• WORK TO BE COMPLETED
Gather every line of the entries that includes the word "Count".

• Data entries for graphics

★ ★ ★

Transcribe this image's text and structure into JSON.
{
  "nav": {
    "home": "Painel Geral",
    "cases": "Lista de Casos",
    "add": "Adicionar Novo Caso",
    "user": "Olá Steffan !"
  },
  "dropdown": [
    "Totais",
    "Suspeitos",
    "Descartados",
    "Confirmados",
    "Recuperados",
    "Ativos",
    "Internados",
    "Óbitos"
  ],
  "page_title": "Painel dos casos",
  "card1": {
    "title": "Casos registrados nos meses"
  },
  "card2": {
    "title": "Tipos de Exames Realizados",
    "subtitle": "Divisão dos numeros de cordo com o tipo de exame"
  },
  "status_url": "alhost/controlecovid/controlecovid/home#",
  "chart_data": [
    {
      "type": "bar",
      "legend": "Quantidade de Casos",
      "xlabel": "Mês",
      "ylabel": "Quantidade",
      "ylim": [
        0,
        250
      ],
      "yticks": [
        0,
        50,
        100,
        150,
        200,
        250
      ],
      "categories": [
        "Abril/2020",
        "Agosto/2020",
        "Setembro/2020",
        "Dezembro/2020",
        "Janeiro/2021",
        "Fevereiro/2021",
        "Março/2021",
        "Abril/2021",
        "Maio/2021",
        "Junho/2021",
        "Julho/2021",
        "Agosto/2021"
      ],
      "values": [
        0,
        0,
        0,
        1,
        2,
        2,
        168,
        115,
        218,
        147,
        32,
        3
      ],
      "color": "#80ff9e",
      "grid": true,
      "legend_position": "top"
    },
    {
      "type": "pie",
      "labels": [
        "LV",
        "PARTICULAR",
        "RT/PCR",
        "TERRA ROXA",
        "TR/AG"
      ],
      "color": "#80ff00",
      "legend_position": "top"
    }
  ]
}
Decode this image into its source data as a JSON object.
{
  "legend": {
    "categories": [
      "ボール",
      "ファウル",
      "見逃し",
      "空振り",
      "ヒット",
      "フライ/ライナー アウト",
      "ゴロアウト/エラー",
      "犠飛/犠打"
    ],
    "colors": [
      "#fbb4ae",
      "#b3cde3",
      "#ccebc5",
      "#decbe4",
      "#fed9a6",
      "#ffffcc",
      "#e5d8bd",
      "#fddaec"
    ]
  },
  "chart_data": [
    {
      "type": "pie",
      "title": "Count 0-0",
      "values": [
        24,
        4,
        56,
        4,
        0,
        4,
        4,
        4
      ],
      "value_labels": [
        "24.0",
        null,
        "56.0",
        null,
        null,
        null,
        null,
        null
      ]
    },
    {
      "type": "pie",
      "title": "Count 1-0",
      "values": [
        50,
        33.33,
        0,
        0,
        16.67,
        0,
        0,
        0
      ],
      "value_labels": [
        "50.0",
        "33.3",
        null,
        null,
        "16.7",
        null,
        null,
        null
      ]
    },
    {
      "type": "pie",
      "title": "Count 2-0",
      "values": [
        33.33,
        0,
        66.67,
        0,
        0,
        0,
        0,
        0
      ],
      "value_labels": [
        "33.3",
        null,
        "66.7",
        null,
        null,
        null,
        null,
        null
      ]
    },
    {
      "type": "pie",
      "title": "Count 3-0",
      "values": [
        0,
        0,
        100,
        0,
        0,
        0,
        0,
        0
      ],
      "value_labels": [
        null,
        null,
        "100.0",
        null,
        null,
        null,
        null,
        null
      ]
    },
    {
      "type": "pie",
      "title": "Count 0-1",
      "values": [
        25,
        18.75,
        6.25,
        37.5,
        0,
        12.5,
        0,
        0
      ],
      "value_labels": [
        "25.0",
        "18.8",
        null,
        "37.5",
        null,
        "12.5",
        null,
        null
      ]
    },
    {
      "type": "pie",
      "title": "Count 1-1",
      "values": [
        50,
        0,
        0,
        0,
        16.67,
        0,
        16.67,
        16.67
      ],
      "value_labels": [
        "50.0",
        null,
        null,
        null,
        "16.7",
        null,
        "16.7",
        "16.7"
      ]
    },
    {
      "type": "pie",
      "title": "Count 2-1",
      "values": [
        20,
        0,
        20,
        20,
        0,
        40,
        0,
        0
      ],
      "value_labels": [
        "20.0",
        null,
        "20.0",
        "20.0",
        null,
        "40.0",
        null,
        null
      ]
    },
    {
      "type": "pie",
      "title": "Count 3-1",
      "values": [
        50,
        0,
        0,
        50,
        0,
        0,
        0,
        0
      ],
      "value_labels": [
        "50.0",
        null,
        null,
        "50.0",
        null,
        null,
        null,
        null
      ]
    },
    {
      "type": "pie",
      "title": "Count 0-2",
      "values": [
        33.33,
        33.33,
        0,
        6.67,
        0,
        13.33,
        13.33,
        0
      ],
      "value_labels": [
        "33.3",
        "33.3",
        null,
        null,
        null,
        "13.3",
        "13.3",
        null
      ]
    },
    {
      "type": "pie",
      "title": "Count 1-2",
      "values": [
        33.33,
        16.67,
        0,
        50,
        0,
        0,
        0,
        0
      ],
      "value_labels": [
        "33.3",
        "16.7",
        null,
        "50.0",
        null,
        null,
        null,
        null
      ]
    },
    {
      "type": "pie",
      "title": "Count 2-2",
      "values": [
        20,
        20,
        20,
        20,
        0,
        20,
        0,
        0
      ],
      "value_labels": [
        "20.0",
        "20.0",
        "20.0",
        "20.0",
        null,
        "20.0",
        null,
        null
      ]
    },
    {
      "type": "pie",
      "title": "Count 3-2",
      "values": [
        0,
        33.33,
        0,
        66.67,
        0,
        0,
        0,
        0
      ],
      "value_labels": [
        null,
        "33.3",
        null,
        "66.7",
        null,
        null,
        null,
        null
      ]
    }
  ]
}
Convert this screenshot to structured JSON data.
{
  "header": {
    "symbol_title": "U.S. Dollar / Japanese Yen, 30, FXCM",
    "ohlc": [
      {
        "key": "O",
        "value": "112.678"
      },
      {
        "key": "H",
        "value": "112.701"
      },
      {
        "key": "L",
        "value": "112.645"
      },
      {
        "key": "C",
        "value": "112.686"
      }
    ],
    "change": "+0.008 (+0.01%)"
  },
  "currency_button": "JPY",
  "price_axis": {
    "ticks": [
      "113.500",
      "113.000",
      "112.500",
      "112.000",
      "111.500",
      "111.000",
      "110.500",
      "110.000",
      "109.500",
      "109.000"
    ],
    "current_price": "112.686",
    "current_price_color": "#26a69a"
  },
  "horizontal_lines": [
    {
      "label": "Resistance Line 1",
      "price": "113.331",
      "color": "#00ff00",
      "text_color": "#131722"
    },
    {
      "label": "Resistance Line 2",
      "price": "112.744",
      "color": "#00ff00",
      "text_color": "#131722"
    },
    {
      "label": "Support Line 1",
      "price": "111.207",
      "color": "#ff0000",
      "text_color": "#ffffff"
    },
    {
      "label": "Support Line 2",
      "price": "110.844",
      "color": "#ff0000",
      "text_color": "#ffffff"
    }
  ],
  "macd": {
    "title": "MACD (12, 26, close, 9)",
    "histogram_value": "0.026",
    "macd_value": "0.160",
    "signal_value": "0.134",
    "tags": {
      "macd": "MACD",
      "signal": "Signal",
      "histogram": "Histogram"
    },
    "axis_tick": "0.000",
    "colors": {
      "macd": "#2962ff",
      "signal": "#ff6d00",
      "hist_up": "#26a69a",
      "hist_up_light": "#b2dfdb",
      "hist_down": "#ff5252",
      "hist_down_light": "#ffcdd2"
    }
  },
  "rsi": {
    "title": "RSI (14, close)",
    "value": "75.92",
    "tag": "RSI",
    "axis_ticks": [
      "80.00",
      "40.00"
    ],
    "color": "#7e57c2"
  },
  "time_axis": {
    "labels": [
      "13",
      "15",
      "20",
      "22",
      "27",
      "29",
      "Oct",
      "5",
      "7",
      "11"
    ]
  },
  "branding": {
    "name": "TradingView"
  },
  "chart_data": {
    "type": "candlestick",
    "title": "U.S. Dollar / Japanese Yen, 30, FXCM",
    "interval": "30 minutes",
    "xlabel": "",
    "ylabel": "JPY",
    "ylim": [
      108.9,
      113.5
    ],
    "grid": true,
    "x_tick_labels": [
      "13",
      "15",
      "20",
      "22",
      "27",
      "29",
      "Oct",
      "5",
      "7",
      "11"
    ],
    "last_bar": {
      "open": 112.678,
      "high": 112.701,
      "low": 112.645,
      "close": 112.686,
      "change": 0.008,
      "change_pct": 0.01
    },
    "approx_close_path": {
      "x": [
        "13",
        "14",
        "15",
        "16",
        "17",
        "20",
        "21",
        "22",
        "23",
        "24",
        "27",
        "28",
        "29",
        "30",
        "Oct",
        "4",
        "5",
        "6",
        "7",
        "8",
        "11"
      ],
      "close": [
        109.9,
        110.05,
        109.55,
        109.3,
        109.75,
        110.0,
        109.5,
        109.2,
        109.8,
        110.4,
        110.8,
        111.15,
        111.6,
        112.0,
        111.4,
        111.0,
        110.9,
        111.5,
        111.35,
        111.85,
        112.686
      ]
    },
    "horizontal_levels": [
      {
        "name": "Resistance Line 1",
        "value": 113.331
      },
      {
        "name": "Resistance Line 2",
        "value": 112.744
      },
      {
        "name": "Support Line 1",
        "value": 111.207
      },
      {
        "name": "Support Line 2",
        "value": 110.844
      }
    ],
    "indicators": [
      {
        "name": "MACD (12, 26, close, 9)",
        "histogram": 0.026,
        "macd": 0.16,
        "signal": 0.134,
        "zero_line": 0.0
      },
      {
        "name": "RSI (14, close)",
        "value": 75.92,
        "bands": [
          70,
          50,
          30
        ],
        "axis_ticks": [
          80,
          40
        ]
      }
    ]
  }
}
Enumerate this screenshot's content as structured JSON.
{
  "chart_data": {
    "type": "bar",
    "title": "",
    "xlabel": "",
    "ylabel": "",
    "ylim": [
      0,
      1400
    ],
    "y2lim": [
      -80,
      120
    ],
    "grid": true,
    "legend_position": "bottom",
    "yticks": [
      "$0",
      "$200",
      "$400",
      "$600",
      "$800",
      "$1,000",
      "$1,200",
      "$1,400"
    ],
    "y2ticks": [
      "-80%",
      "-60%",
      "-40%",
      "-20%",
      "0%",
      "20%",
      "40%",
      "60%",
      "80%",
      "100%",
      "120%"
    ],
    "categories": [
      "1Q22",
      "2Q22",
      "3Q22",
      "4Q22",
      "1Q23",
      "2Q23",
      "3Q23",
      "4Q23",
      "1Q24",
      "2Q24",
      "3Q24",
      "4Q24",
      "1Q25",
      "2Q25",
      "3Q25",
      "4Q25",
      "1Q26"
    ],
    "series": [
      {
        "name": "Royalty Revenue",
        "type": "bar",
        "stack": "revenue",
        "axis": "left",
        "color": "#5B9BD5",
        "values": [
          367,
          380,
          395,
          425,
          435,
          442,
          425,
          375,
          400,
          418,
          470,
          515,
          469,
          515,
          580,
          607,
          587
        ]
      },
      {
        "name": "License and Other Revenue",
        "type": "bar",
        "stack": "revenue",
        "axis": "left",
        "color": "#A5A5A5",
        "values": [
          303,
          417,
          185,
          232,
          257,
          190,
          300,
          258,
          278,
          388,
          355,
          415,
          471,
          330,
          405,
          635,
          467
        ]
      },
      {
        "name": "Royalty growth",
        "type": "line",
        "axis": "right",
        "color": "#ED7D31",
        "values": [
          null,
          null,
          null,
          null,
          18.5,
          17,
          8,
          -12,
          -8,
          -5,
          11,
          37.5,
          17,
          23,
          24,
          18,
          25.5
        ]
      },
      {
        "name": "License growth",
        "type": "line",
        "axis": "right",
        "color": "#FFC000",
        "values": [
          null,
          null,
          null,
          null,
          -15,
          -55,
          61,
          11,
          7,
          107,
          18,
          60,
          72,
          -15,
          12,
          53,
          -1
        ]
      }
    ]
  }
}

★ ★ ★

• EXERCISE RESPONSE
      "title": "Count 0-0",
      "title": "Count 1-0",
      "title": "Count 2-0",
      "title": "Count 3-0",
      "title": "Count 0-1",
      "title": "Count 1-1",
      "title": "Count 2-1",
      "title": "Count 3-1",
      "title": "Count 0-2",
      "title": "Count 1-2",
      "title": "Count 2-2",
      "title": "Count 3-2",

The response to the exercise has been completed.